Do this:
Pull out all lines from the listing below in which the word "real" appears.

start Data in this exercise

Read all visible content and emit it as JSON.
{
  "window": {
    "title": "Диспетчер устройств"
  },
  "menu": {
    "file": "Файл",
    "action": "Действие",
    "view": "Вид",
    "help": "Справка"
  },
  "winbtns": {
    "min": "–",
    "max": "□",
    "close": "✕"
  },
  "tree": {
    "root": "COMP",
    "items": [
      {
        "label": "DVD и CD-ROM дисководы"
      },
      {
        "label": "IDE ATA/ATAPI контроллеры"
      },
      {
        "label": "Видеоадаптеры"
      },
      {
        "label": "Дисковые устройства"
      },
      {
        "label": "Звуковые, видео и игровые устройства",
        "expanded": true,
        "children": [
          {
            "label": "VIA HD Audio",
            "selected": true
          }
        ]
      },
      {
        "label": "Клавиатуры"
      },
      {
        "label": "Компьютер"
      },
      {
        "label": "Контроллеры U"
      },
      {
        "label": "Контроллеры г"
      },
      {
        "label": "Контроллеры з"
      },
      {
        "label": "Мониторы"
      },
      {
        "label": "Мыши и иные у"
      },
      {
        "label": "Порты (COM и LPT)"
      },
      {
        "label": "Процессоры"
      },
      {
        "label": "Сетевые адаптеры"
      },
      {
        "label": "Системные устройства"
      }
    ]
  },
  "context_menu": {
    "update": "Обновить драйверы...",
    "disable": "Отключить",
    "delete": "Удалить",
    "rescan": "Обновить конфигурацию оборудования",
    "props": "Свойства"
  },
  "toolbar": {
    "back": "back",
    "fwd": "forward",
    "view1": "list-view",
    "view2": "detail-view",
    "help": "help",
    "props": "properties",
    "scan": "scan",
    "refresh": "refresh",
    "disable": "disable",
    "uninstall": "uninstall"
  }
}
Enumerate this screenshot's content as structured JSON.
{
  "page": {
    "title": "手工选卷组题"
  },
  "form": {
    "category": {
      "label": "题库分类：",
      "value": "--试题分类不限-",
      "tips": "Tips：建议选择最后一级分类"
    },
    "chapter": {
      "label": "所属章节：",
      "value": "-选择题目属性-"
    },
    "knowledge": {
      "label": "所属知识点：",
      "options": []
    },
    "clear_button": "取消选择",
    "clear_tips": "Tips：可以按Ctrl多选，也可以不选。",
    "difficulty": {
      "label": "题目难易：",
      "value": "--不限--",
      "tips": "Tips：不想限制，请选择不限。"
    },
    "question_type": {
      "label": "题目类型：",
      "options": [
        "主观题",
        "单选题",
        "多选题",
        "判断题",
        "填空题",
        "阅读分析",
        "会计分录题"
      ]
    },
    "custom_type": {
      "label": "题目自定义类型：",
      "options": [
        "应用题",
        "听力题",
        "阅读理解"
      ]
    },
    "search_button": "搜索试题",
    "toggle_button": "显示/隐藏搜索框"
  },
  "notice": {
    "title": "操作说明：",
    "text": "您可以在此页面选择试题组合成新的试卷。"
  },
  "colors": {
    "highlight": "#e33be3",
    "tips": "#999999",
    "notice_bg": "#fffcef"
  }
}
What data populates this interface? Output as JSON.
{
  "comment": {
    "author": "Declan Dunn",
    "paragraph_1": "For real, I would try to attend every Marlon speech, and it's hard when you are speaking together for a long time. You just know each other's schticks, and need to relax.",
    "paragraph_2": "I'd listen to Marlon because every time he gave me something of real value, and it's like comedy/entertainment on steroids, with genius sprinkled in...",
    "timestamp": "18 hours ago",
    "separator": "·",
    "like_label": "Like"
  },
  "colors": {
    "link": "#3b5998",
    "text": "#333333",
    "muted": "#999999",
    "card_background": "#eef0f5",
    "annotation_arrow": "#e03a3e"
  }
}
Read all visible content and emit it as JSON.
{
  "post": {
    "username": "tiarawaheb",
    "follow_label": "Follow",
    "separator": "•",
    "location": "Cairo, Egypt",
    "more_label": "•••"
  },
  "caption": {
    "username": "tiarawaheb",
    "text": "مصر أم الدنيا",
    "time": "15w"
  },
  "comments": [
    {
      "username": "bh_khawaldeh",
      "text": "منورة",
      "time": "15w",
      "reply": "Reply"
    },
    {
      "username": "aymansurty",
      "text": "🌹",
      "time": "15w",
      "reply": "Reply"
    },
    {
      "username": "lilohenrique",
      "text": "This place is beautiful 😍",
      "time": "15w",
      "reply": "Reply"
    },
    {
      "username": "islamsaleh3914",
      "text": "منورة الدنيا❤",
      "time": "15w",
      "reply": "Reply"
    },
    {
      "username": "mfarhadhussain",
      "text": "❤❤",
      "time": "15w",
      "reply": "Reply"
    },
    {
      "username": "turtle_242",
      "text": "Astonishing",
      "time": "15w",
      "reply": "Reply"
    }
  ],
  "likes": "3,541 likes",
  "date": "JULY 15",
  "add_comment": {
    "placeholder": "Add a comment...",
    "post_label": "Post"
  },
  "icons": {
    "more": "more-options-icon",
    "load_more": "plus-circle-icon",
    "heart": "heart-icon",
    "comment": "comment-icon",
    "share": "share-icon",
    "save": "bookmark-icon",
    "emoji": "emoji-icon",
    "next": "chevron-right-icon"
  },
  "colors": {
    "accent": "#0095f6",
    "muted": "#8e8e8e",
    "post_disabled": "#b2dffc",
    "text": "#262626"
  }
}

end Data in this exercise

Correct answer:
    "paragraph_1": "For real, I would try to attend every Marlon speech, and it's hard when you are speaking together for a long time. You just know each other's schticks, and need to relax.",
    "paragraph_2": "I'd listen to Marlon because every time he gave me something of real value, and it's like comedy/entertainment on steroids, with genius sprinkled in...",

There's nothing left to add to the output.